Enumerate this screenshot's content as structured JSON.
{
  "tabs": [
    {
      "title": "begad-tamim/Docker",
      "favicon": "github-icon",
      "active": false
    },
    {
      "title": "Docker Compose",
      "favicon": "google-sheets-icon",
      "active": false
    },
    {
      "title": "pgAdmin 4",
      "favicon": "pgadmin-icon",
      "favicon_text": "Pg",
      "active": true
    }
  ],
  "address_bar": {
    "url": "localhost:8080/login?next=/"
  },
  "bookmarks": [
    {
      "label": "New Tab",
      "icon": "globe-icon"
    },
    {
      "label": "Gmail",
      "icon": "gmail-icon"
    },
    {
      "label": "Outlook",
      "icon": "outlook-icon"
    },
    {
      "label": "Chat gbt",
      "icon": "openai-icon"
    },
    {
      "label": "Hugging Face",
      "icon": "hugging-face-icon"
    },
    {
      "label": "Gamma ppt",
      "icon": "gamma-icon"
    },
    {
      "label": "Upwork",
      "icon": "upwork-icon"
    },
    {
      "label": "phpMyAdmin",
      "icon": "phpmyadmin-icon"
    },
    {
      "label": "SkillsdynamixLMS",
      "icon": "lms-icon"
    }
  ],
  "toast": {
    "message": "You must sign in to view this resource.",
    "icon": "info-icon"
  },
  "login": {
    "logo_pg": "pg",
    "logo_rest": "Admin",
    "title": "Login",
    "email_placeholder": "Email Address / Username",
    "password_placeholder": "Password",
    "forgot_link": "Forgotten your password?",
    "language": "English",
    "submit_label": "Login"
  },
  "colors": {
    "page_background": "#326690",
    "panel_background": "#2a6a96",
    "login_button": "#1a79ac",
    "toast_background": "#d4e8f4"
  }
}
—————
WRITTEN TASK:
Reproduce the complete set of lines precisely as supplied.

SOLUTION:
Enumerate this screenshot's content as structured JSON.
{
  "tabs": [
    {
      "title": "begad-tamim/Docker",
      "favicon": "github-icon",
      "active": false
    },
    {
      "title": "Docker Compose",
      "favicon": "google-sheets-icon",
      "active": false
    },
    {
      "title": "pgAdmin 4",
      "favicon": "pgadmin-icon",
      "favicon_text": "Pg",
      "active": true
    }
  ],
  "address_bar": {
    "url": "localhost:8080/login?next=/"
  },
  "bookmarks": [
    {
      "label": "New Tab",
      "icon": "globe-icon"
    },
    {
      "label": "Gmail",
      "icon": "gmail-icon"
    },
    {
      "label": "Outlook",
      "icon": "outlook-icon"
    },
    {
      "label": "Chat gbt",
      "icon": "openai-icon"
    },
    {
      "label": "Hugging Face",
      "icon": "hugging-face-icon"
    },
    {
      "label": "Gamma ppt",
      "icon": "gamma-icon"
    },
    {
      "label": "Upwork",
      "icon": "upwork-icon"
    },
    {
      "label": "phpMyAdmin",
      "icon": "phpmyadmin-icon"
    },
    {
      "label": "SkillsdynamixLMS",
      "icon": "lms-icon"
    }
  ],
  "toast": {
    "message": "You must sign in to view this resource.",
    "icon": "info-icon"
  },
  "login": {
    "logo_pg": "pg",
    "logo_rest": "Admin",
    "title": "Login",
    "email_placeholder": "Email Address / Username",
    "password_placeholder": "Password",
    "forgot_link": "Forgotten your password?",
    "language": "English",
    "submit_label": "Login"
  },
  "colors": {
    "page_background": "#326690",
    "panel_background": "#2a6a96",
    "login_button": "#1a79ac",
    "toast_background": "#d4e8f4"
  }
}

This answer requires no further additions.